-- Provided text --
++++++

The Richard C. Holbrooke Forum

The Richard C. Holbrooke Forum is an ongoing series of international workshops, periodically convened by the Academy with varying experts who are convened by the American Academy’s Richard C. Holbrooke Fellows. The group addresses pressing global issues, among them statecraft and values, the enduring crisis of governance, the dynamics of transformation, as well as securing the peace.

The Richard C. Holbrooke Fellowship & Workshop

Since spring 2018, the American Academy in Berlin has awarded the Richard C. Holbrooke Fellowship to one residential fellow per academic year. The Richard C. Holbrooke Fellowship was created as a programmatic addition to the Richard C. Holbrooke Forum, which honors the American Academy’s founder. Its objective is to provide opportunities for dialogue on questions of special importance to both the United States and Germany. The program includes a workshop with practitioners from the United States and Europe, which is convened by the Richard C. Holbrooke Fellow. The workshop findings are published by the Richard C. Holbrooke Fellow through the American Academy in Berlin.

News from the Richard C. Holbrooke Forum

On February 15, 2018, a Richard C. Holbrooke Discussion about current state of German-American relations one year after the Trump presidency began took place among Derek Chollet (Executive Vice President and Senior Advisor for Security and Defense Policy, German Marshall Fund of the United States), Jörg Lau (Foreign Editor, DIE ZEIT), and Daniela Schwarzer (Director, German Council on Foreign Relations), and Angela Stent, Director of the Center for Eurasian, Russian & East European Studies, Georgetown University. Introductory remarks and moderation were given by Thomas Bagger, Director-General for Foreign Affairs, Office of the President of the Federal Republic of German.

++++++

-- Supplied information --

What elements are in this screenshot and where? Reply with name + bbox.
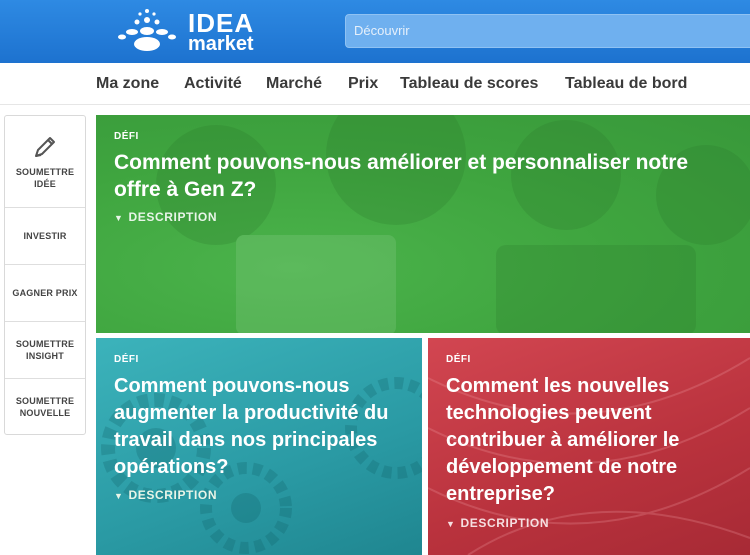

++++++

-- Tasks to carry out --
1. Summarize the Holbrooke Forum text in two sentences.
2. Duplicate the passage of the Holbrooke Forum text from "The Richard C. Holbrooke Fellowship &" to "Academy in Berlin.".
3. According to the Holbrooke Forum text, how many Richard C. Holbrooke Fellowships does the American Academy in Berlin award per academic year?
The data has no connection to the Holbrooke Forum text.

-- Answers per task --
1. The Richard C. Holbrooke Forum is an ongoing series of international workshops, periodically convened by the American Academy, that addresses pressing global issues such as statecraft and values, governance, transformation, and securing the peace. Since spring 2018, the American Academy in Berlin has awarded a residential Richard C. Holbrooke Fellowship each academic year, and the fellow convenes a workshop with practitioners from the United States and Europe and publishes its findings.

2.
The Richard C. Holbrooke Fellowship & Workshop

Since spring 2018, the American Academy in Berlin has awarded the Richard C. Holbrooke Fellowship to one residential fellow per academic year. The Richard C. Holbrooke Fellowship was created as a programmatic addition to the Richard C. Holbrooke Forum, which honors the American Academy’s founder. Its objective is to provide opportunities for dialogue on questions of special importance to both the United States and Germany. The program includes a workshop with practitioners from the United States and Europe, which is convened by the Richard C. Holbrooke Fellow. The workshop findings are published by the Richard C. Holbrooke Fellow through the American Academy in Berlin.

3. One, to a single residential fellow each academic year.